Take the listing and print it in full, exactly as given.

Start of Source data

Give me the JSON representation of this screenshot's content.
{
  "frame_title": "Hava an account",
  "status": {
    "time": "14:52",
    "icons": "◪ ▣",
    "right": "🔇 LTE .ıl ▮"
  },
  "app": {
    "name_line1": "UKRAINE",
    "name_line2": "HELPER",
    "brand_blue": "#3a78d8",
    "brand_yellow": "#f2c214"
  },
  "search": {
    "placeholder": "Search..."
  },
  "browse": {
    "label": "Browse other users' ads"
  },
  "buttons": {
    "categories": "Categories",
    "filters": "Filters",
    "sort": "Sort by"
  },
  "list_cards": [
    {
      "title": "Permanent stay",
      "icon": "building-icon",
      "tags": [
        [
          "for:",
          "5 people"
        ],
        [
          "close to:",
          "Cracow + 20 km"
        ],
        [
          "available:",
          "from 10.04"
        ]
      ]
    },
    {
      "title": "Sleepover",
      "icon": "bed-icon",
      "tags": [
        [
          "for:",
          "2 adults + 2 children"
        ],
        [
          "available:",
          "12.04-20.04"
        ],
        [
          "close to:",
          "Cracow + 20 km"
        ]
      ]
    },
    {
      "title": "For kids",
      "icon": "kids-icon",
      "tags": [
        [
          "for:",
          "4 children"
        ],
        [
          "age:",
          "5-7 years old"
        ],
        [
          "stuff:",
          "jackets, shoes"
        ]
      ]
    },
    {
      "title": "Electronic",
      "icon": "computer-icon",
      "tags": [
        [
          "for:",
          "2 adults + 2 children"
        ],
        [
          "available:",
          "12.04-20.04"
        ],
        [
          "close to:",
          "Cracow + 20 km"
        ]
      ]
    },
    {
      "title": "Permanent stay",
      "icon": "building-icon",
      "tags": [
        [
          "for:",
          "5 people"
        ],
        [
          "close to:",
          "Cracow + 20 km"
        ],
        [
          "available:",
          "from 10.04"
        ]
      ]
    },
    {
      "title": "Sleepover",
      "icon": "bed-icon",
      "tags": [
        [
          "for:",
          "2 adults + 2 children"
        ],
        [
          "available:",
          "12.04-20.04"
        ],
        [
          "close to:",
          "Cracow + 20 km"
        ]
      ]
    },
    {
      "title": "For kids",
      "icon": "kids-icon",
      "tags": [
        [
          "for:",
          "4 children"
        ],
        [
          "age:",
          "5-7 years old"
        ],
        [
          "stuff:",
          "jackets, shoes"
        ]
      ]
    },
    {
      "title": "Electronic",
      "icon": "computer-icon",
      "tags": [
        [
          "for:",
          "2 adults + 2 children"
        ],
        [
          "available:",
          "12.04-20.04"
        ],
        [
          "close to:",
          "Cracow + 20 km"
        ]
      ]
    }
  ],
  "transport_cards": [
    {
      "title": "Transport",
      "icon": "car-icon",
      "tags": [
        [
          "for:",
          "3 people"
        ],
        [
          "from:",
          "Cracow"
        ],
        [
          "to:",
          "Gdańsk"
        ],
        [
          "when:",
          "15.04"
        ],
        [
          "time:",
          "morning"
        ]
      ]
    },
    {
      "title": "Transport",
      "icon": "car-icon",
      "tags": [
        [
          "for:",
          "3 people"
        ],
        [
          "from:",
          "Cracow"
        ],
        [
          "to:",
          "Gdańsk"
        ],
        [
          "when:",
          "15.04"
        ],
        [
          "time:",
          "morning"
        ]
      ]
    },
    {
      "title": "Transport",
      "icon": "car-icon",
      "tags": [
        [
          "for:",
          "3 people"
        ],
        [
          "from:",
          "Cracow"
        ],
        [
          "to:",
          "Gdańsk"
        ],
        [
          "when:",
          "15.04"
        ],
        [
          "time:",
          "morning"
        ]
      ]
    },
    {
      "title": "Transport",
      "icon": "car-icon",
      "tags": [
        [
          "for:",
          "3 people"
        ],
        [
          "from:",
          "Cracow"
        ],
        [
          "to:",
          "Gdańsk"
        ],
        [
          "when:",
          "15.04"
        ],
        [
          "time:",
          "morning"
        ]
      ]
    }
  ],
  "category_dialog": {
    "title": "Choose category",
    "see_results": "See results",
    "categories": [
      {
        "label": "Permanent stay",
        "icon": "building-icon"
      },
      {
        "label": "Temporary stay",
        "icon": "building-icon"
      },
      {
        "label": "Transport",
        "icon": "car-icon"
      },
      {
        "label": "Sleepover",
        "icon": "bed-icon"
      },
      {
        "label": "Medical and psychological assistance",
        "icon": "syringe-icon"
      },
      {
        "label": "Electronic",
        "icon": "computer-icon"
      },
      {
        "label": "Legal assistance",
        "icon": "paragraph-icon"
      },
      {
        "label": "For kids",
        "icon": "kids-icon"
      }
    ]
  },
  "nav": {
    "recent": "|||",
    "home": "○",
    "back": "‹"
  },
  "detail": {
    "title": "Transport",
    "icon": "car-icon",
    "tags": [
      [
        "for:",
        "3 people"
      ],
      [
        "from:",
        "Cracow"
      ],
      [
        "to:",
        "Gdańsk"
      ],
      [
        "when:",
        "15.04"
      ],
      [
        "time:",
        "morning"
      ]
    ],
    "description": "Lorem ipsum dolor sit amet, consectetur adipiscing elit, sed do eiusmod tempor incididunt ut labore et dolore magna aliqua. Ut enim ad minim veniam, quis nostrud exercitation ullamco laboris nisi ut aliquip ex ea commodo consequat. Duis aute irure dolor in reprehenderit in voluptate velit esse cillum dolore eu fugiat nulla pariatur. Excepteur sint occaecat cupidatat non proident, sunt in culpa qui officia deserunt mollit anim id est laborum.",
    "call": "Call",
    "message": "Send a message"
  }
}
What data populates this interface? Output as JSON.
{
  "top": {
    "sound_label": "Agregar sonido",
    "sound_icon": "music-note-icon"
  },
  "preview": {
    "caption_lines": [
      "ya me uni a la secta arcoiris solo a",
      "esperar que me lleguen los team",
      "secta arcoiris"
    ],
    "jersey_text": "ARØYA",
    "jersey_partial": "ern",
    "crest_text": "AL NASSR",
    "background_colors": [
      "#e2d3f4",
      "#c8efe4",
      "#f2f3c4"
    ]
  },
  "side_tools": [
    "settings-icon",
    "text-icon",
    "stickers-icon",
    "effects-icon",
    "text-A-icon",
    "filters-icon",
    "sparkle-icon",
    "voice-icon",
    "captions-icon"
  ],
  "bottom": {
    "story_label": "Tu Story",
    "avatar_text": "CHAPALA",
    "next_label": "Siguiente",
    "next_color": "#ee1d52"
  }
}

End of Source data

Output of the task |
Give me the JSON representation of this screenshot's content.
{
  "frame_title": "Hava an account",
  "status": {
    "time": "14:52",
    "icons": "◪ ▣",
    "right": "🔇 LTE .ıl ▮"
  },
  "app": {
    "name_line1": "UKRAINE",
    "name_line2": "HELPER",
    "brand_blue": "#3a78d8",
    "brand_yellow": "#f2c214"
  },
  "search": {
    "placeholder": "Search..."
  },
  "browse": {
    "label": "Browse other users' ads"
  },
  "buttons": {
    "categories": "Categories",
    "filters": "Filters",
    "sort": "Sort by"
  },
  "list_cards": [
    {
      "title": "Permanent stay",
      "icon": "building-icon",
      "tags": [
        [
          "for:",
          "5 people"
        ],
        [
          "close to:",
          "Cracow + 20 km"
        ],
        [
          "available:",
          "from 10.04"
        ]
      ]
    },
    {
      "title": "Sleepover",
      "icon": "bed-icon",
      "tags": [
        [
          "for:",
          "2 adults + 2 children"
        ],
        [
          "available:",
          "12.04-20.04"
        ],
        [
          "close to:",
          "Cracow + 20 km"
        ]
      ]
    },
    {
      "title": "For kids",
      "icon": "kids-icon",
      "tags": [
        [
          "for:",
          "4 children"
        ],
        [
          "age:",
          "5-7 years old"
        ],
        [
          "stuff:",
          "jackets, shoes"
        ]
      ]
    },
    {
      "title": "Electronic",
      "icon": "computer-icon",
      "tags": [
        [
          "for:",
          "2 adults + 2 children"
        ],
        [
          "available:",
          "12.04-20.04"
        ],
        [
          "close to:",
          "Cracow + 20 km"
        ]
      ]
    },
    {
      "title": "Permanent stay",
      "icon": "building-icon",
      "tags": [
        [
          "for:",
          "5 people"
        ],
        [
          "close to:",
          "Cracow + 20 km"
        ],
        [
          "available:",
          "from 10.04"
        ]
      ]
    },
    {
      "title": "Sleepover",
      "icon": "bed-icon",
      "tags": [
        [
          "for:",
          "2 adults + 2 children"
        ],
        [
          "available:",
          "12.04-20.04"
        ],
        [
          "close to:",
          "Cracow + 20 km"
        ]
      ]
    },
    {
      "title": "For kids",
      "icon": "kids-icon",
      "tags": [
        [
          "for:",
          "4 children"
        ],
        [
          "age:",
          "5-7 years old"
        ],
        [
          "stuff:",
          "jackets, shoes"
        ]
      ]
    },
    {
      "title": "Electronic",
      "icon": "computer-icon",
      "tags": [
        [
          "for:",
          "2 adults + 2 children"
        ],
        [
          "available:",
          "12.04-20.04"
        ],
        [
          "close to:",
          "Cracow + 20 km"
        ]
      ]
    }
  ],
  "transport_cards": [
    {
      "title": "Transport",
      "icon": "car-icon",
      "tags": [
        [
          "for:",
          "3 people"
        ],
        [
          "from:",
          "Cracow"
        ],
        [
          "to:",
          "Gdańsk"
        ],
        [
          "when:",
          "15.04"
        ],
        [
          "time:",
          "morning"
        ]
      ]
    },
    {
      "title": "Transport",
      "icon": "car-icon",
      "tags": [
        [
          "for:",
          "3 people"
        ],
        [
          "from:",
          "Cracow"
        ],
        [
          "to:",
          "Gdańsk"
        ],
        [
          "when:",
          "15.04"
        ],
        [
          "time:",
          "morning"
        ]
      ]
    },
    {
      "title": "Transport",
      "icon": "car-icon",
      "tags": [
        [
          "for:",
          "3 people"
        ],
        [
          "from:",
          "Cracow"
        ],
        [
          "to:",
          "Gdańsk"
        ],
        [
          "when:",
          "15.04"
        ],
        [
          "time:",
          "morning"
        ]
      ]
    },
    {
      "title": "Transport",
      "icon": "car-icon",
      "tags": [
        [
          "for:",
          "3 people"
        ],
        [
          "from:",
          "Cracow"
        ],
        [
          "to:",
          "Gdańsk"
        ],
        [
          "when:",
          "15.04"
        ],
        [
          "time:",
          "morning"
        ]
      ]
    }
  ],
  "category_dialog": {
    "title": "Choose category",
    "see_results": "See results",
    "categories": [
      {
        "label": "Permanent stay",
        "icon": "building-icon"
      },
      {
        "label": "Temporary stay",
        "icon": "building-icon"
      },
      {
        "label": "Transport",
        "icon": "car-icon"
      },
      {
        "label": "Sleepover",
        "icon": "bed-icon"
      },
      {
        "label": "Medical and psychological assistance",
        "icon": "syringe-icon"
      },
      {
        "label": "Electronic",
        "icon": "computer-icon"
      },
      {
        "label": "Legal assistance",
        "icon": "paragraph-icon"
      },
      {
        "label": "For kids",
        "icon": "kids-icon"
      }
    ]
  },
  "nav": {
    "recent": "|||",
    "home": "○",
    "back": "‹"
  },
  "detail": {
    "title": "Transport",
    "icon": "car-icon",
    "tags": [
      [
        "for:",
        "3 people"
      ],
      [
        "from:",
        "Cracow"
      ],
      [
        "to:",
        "Gdańsk"
      ],
      [
        "when:",
        "15.04"
      ],
      [
        "time:",
        "morning"
      ]
    ],
    "description": "Lorem ipsum dolor sit amet, consectetur adipiscing elit, sed do eiusmod tempor incididunt ut labore et dolore magna aliqua. Ut enim ad minim veniam, quis nostrud exercitation ullamco laboris nisi ut aliquip ex ea commodo consequat. Duis aute irure dolor in reprehenderit in voluptate velit esse cillum dolore eu fugiat nulla pariatur. Excepteur sint occaecat cupidatat non proident, sunt in culpa qui officia deserunt mollit anim id est laborum.",
    "call": "Call",
    "message": "Send a message"
  }
}
What data populates this interface? Output as JSON.
{
  "top": {
    "sound_label": "Agregar sonido",
    "sound_icon": "music-note-icon"
  },
  "preview": {
    "caption_lines": [
      "ya me uni a la secta arcoiris solo a",
      "esperar que me lleguen los team",
      "secta arcoiris"
    ],
    "jersey_text": "ARØYA",
    "jersey_partial": "ern",
    "crest_text": "AL NASSR",
    "background_colors": [
      "#e2d3f4",
      "#c8efe4",
      "#f2f3c4"
    ]
  },
  "side_tools": [
    "settings-icon",
    "text-icon",
    "stickers-icon",
    "effects-icon",
    "text-A-icon",
    "filters-icon",
    "sparkle-icon",
    "voice-icon",
    "captions-icon"
  ],
  "bottom": {
    "story_label": "Tu Story",
    "avatar_text": "CHAPALA",
    "next_label": "Siguiente",
    "next_color": "#ee1d52"
  }
}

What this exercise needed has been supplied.